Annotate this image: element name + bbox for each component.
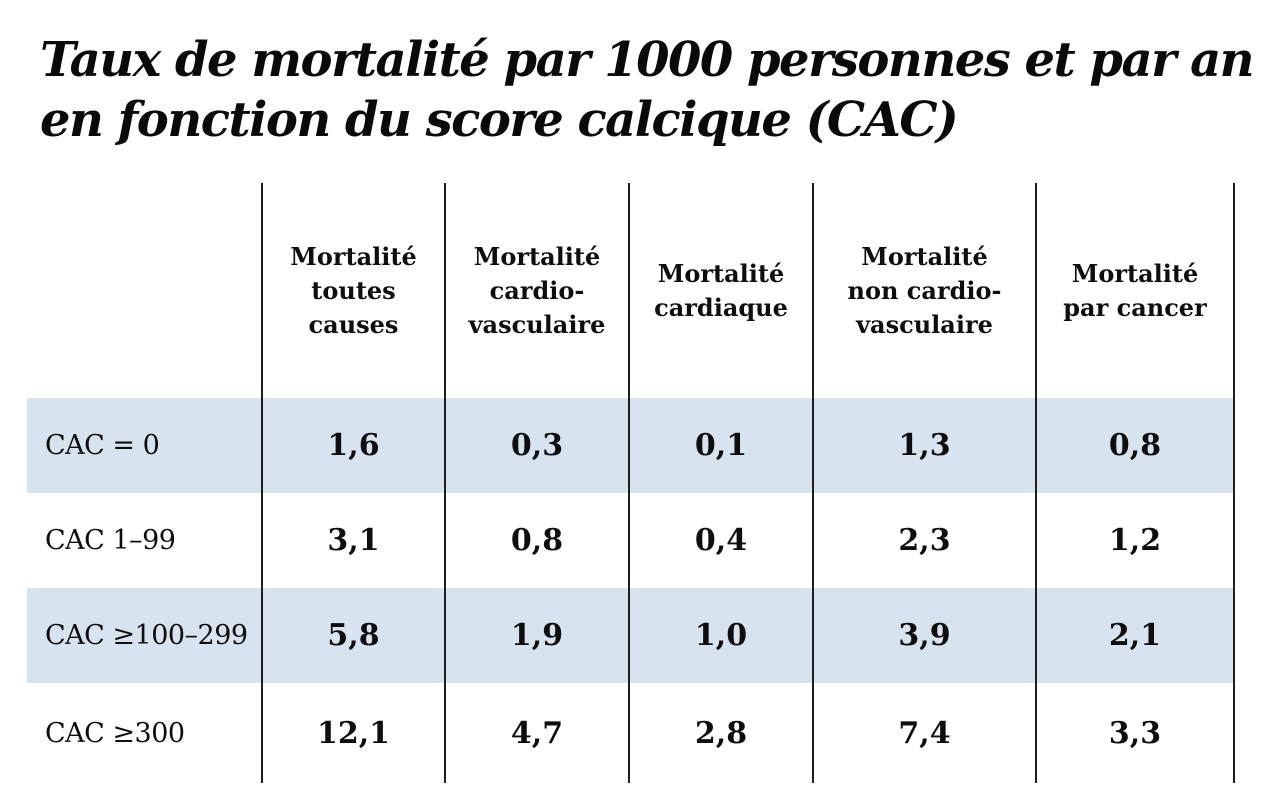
---
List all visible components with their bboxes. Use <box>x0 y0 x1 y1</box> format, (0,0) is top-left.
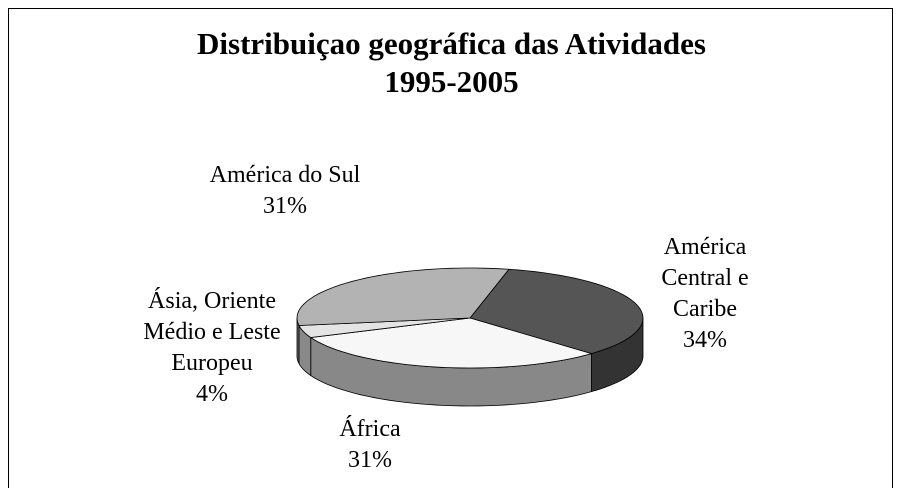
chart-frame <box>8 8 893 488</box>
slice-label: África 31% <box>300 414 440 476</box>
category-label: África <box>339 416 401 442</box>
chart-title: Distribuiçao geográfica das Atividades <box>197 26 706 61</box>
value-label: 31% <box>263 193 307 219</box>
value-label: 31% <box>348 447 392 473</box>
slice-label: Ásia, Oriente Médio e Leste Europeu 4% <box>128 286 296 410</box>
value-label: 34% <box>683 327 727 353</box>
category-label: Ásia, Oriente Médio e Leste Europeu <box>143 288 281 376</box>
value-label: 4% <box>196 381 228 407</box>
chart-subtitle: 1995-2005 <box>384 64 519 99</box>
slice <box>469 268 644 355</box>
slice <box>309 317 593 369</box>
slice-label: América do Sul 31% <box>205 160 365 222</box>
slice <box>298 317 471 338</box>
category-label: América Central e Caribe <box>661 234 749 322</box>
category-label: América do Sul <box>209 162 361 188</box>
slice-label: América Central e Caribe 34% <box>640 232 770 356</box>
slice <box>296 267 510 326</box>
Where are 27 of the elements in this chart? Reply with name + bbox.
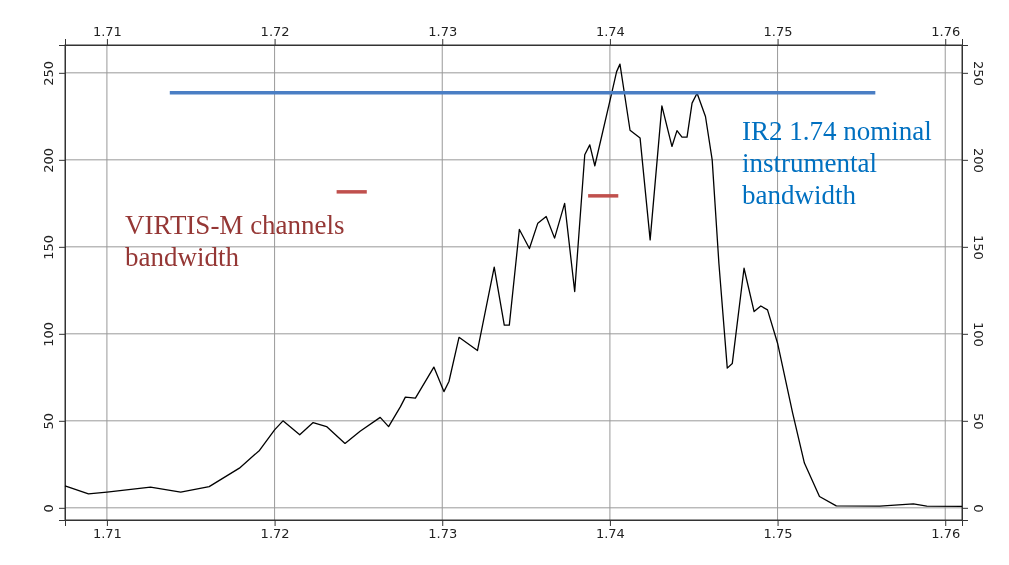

EXERCISE GOAL. Show each line above that contains the word "with". Case counts.

OUTPUT OF THE EXERCISE.
List all visible components with their bboxes. Use <box>x0 y0 x1 y1</box> format, (0,0) is top-left.
Where are 27 of the elements in this chart? Reply with name + bbox.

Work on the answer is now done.